Set exercise
Restate the entries below verbatim.

Records supplied

-- -- --

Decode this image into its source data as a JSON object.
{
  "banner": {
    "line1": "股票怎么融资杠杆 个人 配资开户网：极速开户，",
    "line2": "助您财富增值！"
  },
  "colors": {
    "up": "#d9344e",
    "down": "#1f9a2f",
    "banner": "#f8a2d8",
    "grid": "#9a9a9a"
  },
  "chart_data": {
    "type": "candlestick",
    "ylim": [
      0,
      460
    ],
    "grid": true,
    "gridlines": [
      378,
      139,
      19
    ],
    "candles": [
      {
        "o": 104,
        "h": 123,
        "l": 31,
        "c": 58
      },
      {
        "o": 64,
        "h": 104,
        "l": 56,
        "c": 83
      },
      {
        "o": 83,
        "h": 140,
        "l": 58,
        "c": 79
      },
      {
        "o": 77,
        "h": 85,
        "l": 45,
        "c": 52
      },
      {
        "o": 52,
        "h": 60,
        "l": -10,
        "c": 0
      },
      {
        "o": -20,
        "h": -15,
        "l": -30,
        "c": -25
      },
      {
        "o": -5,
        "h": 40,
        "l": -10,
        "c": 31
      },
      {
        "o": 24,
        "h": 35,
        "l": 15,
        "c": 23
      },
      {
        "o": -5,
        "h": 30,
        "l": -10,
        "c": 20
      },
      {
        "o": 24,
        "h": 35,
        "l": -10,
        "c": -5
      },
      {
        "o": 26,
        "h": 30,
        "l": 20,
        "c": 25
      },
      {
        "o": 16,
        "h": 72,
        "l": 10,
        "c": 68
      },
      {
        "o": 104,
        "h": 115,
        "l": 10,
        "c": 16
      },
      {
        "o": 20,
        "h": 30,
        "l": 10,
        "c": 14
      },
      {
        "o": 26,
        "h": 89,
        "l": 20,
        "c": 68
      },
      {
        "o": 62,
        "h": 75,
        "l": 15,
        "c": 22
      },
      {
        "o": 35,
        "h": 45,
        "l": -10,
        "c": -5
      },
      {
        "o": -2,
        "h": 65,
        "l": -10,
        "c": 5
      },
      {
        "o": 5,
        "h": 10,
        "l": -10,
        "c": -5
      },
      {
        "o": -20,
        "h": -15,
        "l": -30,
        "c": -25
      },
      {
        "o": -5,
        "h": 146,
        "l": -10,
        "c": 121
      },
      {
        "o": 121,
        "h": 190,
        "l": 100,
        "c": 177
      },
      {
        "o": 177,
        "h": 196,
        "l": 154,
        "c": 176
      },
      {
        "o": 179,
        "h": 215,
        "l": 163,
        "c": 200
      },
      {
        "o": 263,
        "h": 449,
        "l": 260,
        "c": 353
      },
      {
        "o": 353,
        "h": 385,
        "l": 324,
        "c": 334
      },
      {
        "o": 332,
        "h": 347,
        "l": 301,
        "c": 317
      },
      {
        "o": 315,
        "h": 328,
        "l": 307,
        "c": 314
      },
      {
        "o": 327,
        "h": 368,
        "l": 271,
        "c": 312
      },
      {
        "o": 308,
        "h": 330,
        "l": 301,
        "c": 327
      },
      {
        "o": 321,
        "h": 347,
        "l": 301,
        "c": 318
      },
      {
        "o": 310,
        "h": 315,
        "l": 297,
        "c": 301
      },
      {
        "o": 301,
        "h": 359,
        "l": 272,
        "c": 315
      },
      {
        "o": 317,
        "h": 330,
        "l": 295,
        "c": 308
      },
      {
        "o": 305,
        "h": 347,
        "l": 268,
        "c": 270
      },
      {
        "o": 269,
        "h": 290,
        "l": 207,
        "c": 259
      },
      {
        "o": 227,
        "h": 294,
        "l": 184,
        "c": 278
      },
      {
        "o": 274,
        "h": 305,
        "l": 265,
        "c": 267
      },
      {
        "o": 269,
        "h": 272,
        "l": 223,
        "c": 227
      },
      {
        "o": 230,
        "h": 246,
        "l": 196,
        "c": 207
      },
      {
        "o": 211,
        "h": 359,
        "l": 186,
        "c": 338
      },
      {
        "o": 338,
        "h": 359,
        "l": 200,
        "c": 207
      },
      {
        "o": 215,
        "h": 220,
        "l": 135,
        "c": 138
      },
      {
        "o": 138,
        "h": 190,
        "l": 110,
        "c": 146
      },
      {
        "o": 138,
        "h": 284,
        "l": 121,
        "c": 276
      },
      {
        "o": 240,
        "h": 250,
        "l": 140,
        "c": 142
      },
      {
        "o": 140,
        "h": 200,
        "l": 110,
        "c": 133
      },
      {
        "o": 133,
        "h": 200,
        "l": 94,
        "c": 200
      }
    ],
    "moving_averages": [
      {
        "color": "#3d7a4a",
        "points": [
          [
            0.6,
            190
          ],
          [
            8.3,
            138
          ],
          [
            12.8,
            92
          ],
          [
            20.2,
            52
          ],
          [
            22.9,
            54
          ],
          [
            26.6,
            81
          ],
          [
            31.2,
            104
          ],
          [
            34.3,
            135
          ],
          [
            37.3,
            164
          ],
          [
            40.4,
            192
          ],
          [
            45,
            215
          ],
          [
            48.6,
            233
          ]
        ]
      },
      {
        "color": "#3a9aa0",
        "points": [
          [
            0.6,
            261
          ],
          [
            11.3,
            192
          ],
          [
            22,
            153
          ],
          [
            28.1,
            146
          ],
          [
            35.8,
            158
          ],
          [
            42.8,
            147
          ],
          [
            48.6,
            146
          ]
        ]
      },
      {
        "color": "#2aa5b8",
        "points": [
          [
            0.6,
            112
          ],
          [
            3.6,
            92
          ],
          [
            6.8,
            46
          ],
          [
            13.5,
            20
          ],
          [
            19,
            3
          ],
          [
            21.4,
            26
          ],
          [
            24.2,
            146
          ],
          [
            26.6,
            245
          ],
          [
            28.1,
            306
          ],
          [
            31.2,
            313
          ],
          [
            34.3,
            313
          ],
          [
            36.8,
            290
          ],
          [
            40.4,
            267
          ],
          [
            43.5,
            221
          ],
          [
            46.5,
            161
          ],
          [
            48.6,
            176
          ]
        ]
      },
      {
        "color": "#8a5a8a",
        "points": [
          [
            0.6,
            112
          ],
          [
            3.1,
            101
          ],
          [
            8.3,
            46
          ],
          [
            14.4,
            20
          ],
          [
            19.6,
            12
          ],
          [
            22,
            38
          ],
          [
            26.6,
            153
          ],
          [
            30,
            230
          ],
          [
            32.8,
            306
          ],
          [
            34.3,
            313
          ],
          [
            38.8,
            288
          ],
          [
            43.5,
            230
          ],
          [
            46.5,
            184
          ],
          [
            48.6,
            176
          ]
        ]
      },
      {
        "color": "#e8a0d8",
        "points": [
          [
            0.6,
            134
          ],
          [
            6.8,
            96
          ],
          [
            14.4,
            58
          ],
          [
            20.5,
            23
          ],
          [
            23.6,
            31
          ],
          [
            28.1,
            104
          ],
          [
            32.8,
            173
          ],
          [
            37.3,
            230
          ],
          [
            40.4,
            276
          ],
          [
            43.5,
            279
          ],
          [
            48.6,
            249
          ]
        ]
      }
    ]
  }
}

-- -- --

Final answer
Decode this image into its source data as a JSON object.
{
  "banner": {
    "line1": "股票怎么融资杠杆 个人 配资开户网：极速开户，",
    "line2": "助您财富增值！"
  },
  "colors": {
    "up": "#d9344e",
    "down": "#1f9a2f",
    "banner": "#f8a2d8",
    "grid": "#9a9a9a"
  },
  "chart_data": {
    "type": "candlestick",
    "ylim": [
      0,
      460
    ],
    "grid": true,
    "gridlines": [
      378,
      139,
      19
    ],
    "candles": [
      {
        "o": 104,
        "h": 123,
        "l": 31,
        "c": 58
      },
      {
        "o": 64,
        "h": 104,
        "l": 56,
        "c": 83
      },
      {
        "o": 83,
        "h": 140,
        "l": 58,
        "c": 79
      },
      {
        "o": 77,
        "h": 85,
        "l": 45,
        "c": 52
      },
      {
        "o": 52,
        "h": 60,
        "l": -10,
        "c": 0
      },
      {
        "o": -20,
        "h": -15,
        "l": -30,
        "c": -25
      },
      {
        "o": -5,
        "h": 40,
        "l": -10,
        "c": 31
      },
      {
        "o": 24,
        "h": 35,
        "l": 15,
        "c": 23
      },
      {
        "o": -5,
        "h": 30,
        "l": -10,
        "c": 20
      },
      {
        "o": 24,
        "h": 35,
        "l": -10,
        "c": -5
      },
      {
        "o": 26,
        "h": 30,
        "l": 20,
        "c": 25
      },
      {
        "o": 16,
        "h": 72,
        "l": 10,
        "c": 68
      },
      {
        "o": 104,
        "h": 115,
        "l": 10,
        "c": 16
      },
      {
        "o": 20,
        "h": 30,
        "l": 10,
        "c": 14
      },
      {
        "o": 26,
        "h": 89,
        "l": 20,
        "c": 68
      },
      {
        "o": 62,
        "h": 75,
        "l": 15,
        "c": 22
      },
      {
        "o": 35,
        "h": 45,
        "l": -10,
        "c": -5
      },
      {
        "o": -2,
        "h": 65,
        "l": -10,
        "c": 5
      },
      {
        "o": 5,
        "h": 10,
        "l": -10,
        "c": -5
      },
      {
        "o": -20,
        "h": -15,
        "l": -30,
        "c": -25
      },
      {
        "o": -5,
        "h": 146,
        "l": -10,
        "c": 121
      },
      {
        "o": 121,
        "h": 190,
        "l": 100,
        "c": 177
      },
      {
        "o": 177,
        "h": 196,
        "l": 154,
        "c": 176
      },
      {
        "o": 179,
        "h": 215,
        "l": 163,
        "c": 200
      },
      {
        "o": 263,
        "h": 449,
        "l": 260,
        "c": 353
      },
      {
        "o": 353,
        "h": 385,
        "l": 324,
        "c": 334
      },
      {
        "o": 332,
        "h": 347,
        "l": 301,
        "c": 317
      },
      {
        "o": 315,
        "h": 328,
        "l": 307,
        "c": 314
      },
      {
        "o": 327,
        "h": 368,
        "l": 271,
        "c": 312
      },
      {
        "o": 308,
        "h": 330,
        "l": 301,
        "c": 327
      },
      {
        "o": 321,
        "h": 347,
        "l": 301,
        "c": 318
      },
      {
        "o": 310,
        "h": 315,
        "l": 297,
        "c": 301
      },
      {
        "o": 301,
        "h": 359,
        "l": 272,
        "c": 315
      },
      {
        "o": 317,
        "h": 330,
        "l": 295,
        "c": 308
      },
      {
        "o": 305,
        "h": 347,
        "l": 268,
        "c": 270
      },
      {
        "o": 269,
        "h": 290,
        "l": 207,
        "c": 259
      },
      {
        "o": 227,
        "h": 294,
        "l": 184,
        "c": 278
      },
      {
        "o": 274,
        "h": 305,
        "l": 265,
        "c": 267
      },
      {
        "o": 269,
        "h": 272,
        "l": 223,
        "c": 227
      },
      {
        "o": 230,
        "h": 246,
        "l": 196,
        "c": 207
      },
      {
        "o": 211,
        "h": 359,
        "l": 186,
        "c": 338
      },
      {
        "o": 338,
        "h": 359,
        "l": 200,
        "c": 207
      },
      {
        "o": 215,
        "h": 220,
        "l": 135,
        "c": 138
      },
      {
        "o": 138,
        "h": 190,
        "l": 110,
        "c": 146
      },
      {
        "o": 138,
        "h": 284,
        "l": 121,
        "c": 276
      },
      {
        "o": 240,
        "h": 250,
        "l": 140,
        "c": 142
      },
      {
        "o": 140,
        "h": 200,
        "l": 110,
        "c": 133
      },
      {
        "o": 133,
        "h": 200,
        "l": 94,
        "c": 200
      }
    ],
    "moving_averages": [
      {
        "color": "#3d7a4a",
        "points": [
          [
            0.6,
            190
          ],
          [
            8.3,
            138
          ],
          [
            12.8,
            92
          ],
          [
            20.2,
            52
          ],
          [
            22.9,
            54
          ],
          [
            26.6,
            81
          ],
          [
            31.2,
            104
          ],
          [
            34.3,
            135
          ],
          [
            37.3,
            164
          ],
          [
            40.4,
            192
          ],
          [
            45,
            215
          ],
          [
            48.6,
            233
          ]
        ]
      },
      {
        "color": "#3a9aa0",
        "points": [
          [
            0.6,
            261
          ],
          [
            11.3,
            192
          ],
          [
            22,
            153
          ],
          [
            28.1,
            146
          ],
          [
            35.8,
            158
          ],
          [
            42.8,
            147
          ],
          [
            48.6,
            146
          ]
        ]
      },
      {
        "color": "#2aa5b8",
        "points": [
          [
            0.6,
            112
          ],
          [
            3.6,
            92
          ],
          [
            6.8,
            46
          ],
          [
            13.5,
            20
          ],
          [
            19,
            3
          ],
          [
            21.4,
            26
          ],
          [
            24.2,
            146
          ],
          [
            26.6,
            245
          ],
          [
            28.1,
            306
          ],
          [
            31.2,
            313
          ],
          [
            34.3,
            313
          ],
          [
            36.8,
            290
          ],
          [
            40.4,
            267
          ],
          [
            43.5,
            221
          ],
          [
            46.5,
            161
          ],
          [
            48.6,
            176
          ]
        ]
      },
      {
        "color": "#8a5a8a",
        "points": [
          [
            0.6,
            112
          ],
          [
            3.1,
            101
          ],
          [
            8.3,
            46
          ],
          [
            14.4,
            20
          ],
          [
            19.6,
            12
          ],
          [
            22,
            38
          ],
          [
            26.6,
            153
          ],
          [
            30,
            230
          ],
          [
            32.8,
            306
          ],
          [
            34.3,
            313
          ],
          [
            38.8,
            288
          ],
          [
            43.5,
            230
          ],
          [
            46.5,
            184
          ],
          [
            48.6,
            176
          ]
        ]
      },
      {
        "color": "#e8a0d8",
        "points": [
          [
            0.6,
            134
          ],
          [
            6.8,
            96
          ],
          [
            14.4,
            58
          ],
          [
            20.5,
            23
          ],
          [
            23.6,
            31
          ],
          [
            28.1,
            104
          ],
          [
            32.8,
            173
          ],
          [
            37.3,
            230
          ],
          [
            40.4,
            276
          ],
          [
            43.5,
            279
          ],
          [
            48.6,
            249
          ]
        ]
      }
    ]
  }
}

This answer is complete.